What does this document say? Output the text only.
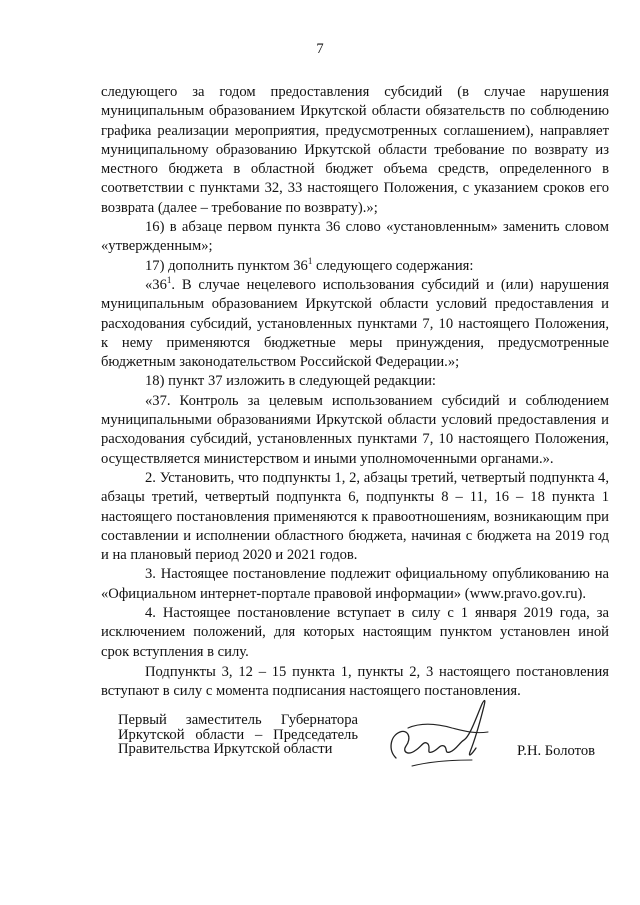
7

следующего за годом предоставления субсидий (в случае нарушения муниципальным образованием Иркутской области обязательств по соблюдению графика реализации мероприятия, предусмотренных соглашением), направляет муниципальному образованию Иркутской области требование по возврату из местного бюджета в областной бюджет объема средств, определенного в соответствии с пунктами 32, 33 настоящего Положения, с указанием сроков его возврата (далее – требование по возврату).»;

16) в абзаце первом пункта 36 слово «установленным» заменить словом «утвержденным»;

17) дополнить пунктом $36^1$ следующего содержания:

«$36^1$. В случае нецелевого использования субсидий и (или) нарушения муниципальным образованием Иркутской области условий предоставления и расходования субсидий, установленных пунктами 7, 10 настоящего Положения, к нему применяются бюджетные меры принуждения, предусмотренные бюджетным законодательством Российской Федерации.»;

18) пункт 37 изложить в следующей редакции:

«37. Контроль за целевым использованием субсидий и соблюдением муниципальными образованиями Иркутской области условий предоставления и расходования субсидий, установленных пунктами 7, 10 настоящего Положения, осуществляется министерством и иными уполномоченными органами.».

2. Установить, что подпункты 1, 2, абзацы третий, четвертый подпункта 4, абзацы третий, четвертый подпункта 6, подпункты 8 – 11, 16 – 18 пункта 1 настоящего постановления применяются к правоотношениям, возникающим при составлении и исполнении областного бюджета, начиная с бюджета на 2019 год и на плановый период 2020 и 2021 годов.

3. Настоящее постановление подлежит официальному опубликованию на «Официальном интернет-портале правовой информации» (www.pravo.gov.ru).

4. Настоящее постановление вступает в силу с 1 января 2019 года, за исключением положений, для которых настоящим пунктом установлен иной срок вступления в силу.

Подпункты 3, 12 – 15 пункта 1, пункты 2, 3 настоящего постановления вступают в силу с момента подписания настоящего постановления.

Первый заместитель Губернатора
Иркутской области – Председатель
Правительства Иркутской области	Р.Н. Болотов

********************

• Short problem: Find how many lines of the material carry the string "пунктом". Only the number should be in the answer.

• Task solution: 2